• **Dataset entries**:
---

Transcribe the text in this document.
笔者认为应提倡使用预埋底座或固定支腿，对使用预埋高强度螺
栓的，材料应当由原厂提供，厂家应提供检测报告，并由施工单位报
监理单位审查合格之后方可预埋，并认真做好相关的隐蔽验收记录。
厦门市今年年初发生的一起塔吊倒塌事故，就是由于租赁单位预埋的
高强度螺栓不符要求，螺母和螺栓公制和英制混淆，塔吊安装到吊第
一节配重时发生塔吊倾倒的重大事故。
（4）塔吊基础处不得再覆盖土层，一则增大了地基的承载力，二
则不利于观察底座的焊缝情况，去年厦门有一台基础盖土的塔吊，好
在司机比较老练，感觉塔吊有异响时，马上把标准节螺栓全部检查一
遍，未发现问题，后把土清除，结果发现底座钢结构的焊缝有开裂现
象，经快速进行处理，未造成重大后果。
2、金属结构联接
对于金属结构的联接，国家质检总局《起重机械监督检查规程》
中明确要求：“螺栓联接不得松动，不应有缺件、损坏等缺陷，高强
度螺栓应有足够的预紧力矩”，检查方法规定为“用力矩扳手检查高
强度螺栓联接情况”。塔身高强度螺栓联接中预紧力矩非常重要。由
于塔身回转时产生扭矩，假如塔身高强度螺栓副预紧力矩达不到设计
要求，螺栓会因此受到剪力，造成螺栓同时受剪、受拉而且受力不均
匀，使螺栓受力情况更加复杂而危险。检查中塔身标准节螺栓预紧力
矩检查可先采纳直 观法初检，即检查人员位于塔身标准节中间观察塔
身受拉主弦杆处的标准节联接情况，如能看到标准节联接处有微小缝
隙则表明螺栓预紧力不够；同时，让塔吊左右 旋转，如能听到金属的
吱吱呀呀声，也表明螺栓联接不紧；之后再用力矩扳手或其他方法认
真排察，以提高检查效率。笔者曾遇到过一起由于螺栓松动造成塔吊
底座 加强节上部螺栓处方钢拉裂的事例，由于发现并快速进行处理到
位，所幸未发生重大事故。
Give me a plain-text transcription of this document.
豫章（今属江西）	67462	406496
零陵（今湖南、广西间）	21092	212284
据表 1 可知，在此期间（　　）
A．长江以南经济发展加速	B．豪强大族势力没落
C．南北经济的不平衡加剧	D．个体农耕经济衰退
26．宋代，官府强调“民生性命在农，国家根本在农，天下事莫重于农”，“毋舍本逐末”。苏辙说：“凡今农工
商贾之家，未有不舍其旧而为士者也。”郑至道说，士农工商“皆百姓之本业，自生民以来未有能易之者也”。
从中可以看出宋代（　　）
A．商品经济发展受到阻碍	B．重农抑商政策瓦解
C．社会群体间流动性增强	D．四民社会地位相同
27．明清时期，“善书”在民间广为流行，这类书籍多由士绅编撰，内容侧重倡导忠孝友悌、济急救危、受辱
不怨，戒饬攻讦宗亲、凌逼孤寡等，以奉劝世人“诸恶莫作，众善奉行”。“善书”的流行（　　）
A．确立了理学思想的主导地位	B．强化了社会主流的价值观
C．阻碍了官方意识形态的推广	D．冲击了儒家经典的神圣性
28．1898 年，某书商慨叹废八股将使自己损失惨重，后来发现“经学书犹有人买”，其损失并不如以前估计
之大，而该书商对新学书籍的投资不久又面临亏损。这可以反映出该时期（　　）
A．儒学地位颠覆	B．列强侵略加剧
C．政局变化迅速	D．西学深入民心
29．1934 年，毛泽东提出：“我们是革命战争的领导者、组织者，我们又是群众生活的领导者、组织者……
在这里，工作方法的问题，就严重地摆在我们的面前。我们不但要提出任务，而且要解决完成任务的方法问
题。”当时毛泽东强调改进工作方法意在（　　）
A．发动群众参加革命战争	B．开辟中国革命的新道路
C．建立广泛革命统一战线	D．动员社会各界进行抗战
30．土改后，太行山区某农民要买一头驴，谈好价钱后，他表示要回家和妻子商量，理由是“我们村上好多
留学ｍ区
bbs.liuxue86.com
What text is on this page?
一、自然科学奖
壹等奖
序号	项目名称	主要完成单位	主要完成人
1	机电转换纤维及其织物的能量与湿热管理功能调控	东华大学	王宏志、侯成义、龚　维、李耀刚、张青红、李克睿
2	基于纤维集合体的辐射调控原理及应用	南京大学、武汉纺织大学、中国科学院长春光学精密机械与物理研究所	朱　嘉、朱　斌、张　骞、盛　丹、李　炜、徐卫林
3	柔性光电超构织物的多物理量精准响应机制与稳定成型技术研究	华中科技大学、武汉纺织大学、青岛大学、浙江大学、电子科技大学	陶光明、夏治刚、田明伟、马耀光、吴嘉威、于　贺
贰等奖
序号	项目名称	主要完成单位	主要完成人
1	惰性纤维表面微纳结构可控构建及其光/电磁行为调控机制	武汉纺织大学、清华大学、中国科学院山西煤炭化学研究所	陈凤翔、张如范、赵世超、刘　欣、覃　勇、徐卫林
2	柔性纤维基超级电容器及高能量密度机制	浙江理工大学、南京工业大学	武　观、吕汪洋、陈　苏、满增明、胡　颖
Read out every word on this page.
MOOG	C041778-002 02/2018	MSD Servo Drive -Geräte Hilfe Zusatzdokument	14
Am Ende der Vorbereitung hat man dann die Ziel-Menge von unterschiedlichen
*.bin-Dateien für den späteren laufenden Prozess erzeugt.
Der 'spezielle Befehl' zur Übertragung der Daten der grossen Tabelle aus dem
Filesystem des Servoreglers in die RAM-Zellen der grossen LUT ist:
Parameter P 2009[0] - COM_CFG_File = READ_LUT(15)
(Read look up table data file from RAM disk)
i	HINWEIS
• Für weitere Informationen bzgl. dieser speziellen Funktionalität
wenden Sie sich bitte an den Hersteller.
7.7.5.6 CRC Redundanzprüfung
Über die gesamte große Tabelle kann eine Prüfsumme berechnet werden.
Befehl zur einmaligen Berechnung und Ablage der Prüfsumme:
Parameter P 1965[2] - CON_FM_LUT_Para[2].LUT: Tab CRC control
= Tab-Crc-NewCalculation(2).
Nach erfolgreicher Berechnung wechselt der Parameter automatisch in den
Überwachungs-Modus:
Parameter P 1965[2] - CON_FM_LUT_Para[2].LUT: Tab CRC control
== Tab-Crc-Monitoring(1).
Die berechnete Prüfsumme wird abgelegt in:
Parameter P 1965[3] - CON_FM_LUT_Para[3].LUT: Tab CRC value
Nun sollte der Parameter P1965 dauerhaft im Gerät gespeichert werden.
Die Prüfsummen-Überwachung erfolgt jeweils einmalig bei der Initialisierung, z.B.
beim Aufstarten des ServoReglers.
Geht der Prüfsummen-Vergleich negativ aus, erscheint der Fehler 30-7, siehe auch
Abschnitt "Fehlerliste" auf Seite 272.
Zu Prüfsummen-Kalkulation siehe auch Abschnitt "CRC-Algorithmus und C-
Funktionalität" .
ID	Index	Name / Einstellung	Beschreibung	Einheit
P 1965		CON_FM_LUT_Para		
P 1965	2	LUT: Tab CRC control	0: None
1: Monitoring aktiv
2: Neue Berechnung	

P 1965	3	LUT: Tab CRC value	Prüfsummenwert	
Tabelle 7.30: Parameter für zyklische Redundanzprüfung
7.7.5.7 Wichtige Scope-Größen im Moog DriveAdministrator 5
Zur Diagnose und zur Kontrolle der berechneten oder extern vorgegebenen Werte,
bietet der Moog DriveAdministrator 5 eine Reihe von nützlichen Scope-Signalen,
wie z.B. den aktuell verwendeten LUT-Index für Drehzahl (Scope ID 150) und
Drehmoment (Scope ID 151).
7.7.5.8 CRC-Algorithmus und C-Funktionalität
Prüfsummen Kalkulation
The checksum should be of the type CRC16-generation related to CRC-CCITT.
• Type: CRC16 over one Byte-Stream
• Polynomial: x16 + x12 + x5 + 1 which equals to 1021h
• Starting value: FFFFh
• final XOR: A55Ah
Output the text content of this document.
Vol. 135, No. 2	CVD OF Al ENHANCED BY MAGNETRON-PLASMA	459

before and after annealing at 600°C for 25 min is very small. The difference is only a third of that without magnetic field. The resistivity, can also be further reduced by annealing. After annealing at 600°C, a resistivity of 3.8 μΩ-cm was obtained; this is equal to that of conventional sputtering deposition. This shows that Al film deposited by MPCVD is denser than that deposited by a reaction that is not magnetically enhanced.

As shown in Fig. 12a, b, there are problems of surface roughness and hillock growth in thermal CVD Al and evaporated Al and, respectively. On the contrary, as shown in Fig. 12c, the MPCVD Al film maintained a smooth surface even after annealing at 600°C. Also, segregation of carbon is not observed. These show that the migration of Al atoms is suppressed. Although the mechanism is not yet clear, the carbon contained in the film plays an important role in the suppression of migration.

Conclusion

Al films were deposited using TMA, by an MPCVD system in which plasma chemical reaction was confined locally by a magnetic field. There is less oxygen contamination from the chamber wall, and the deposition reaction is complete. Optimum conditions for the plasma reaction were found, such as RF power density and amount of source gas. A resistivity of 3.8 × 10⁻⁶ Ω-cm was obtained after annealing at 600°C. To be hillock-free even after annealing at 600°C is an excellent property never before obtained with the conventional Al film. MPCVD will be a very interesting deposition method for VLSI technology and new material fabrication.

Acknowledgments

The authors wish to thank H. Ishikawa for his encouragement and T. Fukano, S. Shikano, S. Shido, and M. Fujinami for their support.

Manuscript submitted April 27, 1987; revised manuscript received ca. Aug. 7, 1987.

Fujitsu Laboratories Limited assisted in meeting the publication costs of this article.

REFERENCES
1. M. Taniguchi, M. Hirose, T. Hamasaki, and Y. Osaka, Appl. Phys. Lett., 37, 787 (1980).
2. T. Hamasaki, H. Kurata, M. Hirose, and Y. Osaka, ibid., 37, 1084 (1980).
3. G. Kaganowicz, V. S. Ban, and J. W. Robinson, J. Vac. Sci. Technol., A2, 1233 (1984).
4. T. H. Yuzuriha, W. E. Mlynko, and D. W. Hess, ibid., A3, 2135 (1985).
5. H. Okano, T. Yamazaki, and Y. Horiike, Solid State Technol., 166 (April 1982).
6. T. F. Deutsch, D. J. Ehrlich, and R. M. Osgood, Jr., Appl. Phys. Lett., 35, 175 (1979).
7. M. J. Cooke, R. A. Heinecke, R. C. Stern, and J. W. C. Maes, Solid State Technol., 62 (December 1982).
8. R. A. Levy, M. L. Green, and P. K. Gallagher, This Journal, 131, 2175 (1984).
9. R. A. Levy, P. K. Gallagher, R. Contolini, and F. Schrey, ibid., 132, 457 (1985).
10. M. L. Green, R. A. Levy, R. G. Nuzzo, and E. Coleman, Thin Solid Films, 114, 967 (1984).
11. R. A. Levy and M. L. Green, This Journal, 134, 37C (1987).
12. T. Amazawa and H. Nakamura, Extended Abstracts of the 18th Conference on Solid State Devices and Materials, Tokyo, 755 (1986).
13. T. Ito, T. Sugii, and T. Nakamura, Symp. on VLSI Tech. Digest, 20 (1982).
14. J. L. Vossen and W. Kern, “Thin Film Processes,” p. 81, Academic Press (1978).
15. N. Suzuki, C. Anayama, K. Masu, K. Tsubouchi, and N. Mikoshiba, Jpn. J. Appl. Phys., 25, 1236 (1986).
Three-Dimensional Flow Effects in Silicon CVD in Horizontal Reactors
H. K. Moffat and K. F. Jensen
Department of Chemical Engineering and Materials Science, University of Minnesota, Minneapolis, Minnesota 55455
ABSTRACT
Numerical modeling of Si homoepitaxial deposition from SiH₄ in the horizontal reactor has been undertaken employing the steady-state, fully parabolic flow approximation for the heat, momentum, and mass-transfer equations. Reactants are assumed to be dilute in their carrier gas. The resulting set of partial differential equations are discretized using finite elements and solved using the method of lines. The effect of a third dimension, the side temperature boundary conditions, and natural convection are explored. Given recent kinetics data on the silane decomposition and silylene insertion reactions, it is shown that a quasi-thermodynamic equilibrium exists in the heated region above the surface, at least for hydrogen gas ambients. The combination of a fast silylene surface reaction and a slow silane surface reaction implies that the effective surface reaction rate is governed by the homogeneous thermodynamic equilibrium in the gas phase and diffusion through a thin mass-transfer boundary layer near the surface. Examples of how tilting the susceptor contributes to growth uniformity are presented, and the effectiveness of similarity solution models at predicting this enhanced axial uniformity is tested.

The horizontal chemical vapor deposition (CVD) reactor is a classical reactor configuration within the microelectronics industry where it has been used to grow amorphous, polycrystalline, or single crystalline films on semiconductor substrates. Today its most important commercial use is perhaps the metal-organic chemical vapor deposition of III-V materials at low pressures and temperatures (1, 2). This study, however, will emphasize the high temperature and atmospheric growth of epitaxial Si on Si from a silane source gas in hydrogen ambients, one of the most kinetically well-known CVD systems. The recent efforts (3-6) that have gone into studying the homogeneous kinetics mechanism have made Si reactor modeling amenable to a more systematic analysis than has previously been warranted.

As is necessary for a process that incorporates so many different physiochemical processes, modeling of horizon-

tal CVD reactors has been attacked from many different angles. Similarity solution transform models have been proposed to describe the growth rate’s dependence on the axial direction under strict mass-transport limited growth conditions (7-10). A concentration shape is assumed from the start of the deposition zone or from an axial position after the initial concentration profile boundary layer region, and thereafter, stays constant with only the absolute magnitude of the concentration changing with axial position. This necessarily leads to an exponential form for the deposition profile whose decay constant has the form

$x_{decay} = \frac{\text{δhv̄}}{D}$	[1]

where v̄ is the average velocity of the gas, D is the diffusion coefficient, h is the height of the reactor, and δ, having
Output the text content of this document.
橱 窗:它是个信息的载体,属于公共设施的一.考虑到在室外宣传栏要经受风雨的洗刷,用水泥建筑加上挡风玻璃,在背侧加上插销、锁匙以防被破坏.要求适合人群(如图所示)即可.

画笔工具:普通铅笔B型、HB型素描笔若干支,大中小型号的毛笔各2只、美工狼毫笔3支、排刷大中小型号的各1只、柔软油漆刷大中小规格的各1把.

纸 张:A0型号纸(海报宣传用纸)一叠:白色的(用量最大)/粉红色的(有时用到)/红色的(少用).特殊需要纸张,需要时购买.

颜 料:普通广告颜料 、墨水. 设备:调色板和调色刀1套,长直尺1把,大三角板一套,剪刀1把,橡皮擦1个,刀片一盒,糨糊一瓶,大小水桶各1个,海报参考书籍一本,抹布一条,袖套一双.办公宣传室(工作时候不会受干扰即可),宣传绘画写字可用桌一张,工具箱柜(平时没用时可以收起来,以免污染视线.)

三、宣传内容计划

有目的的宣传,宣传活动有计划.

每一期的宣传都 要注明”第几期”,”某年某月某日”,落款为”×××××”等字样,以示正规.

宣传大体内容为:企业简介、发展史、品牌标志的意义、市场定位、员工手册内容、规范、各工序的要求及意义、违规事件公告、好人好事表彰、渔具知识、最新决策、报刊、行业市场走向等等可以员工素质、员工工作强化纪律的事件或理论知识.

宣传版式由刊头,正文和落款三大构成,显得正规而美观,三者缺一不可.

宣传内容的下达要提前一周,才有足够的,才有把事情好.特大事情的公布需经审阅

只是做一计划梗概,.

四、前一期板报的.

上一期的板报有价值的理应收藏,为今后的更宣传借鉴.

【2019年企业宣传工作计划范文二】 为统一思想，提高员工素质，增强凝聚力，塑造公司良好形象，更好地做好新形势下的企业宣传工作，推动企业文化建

---

• **GIVEN EXERCISE**: From the entries above, list each line with "mechanism" in it.

• **COMPLETE OUTPUT**:
As shown in Fig. 12a, b, there are problems of surface roughness and hillock growth in thermal CVD Al and evaporated Al and, respectively. On the contrary, as shown in Fig. 12c, the MPCVD Al film maintained a smooth surface even after annealing at 600°C. Also, segregation of carbon is not observed. These show that the migration of Al atoms is suppressed. Although the mechanism is not yet clear, the carbon contained in the film plays an important role in the suppression of migration.
The horizontal chemical vapor deposition (CVD) reactor is a classical reactor configuration within the microelectronics industry where it has been used to grow amorphous, polycrystalline, or single crystalline films on semiconductor substrates. Today its most important commercial use is perhaps the metal-organic chemical vapor deposition of III-V materials at low pressures and temperatures (1, 2). This study, however, will emphasize the high temperature and atmospheric growth of epitaxial Si on Si from a silane source gas in hydrogen ambients, one of the most kinetically well-known CVD systems. The recent efforts (3-6) that have gone into studying the homogeneous kinetics mechanism have made Si reactor modeling amenable to a more systematic analysis than has previously been warranted.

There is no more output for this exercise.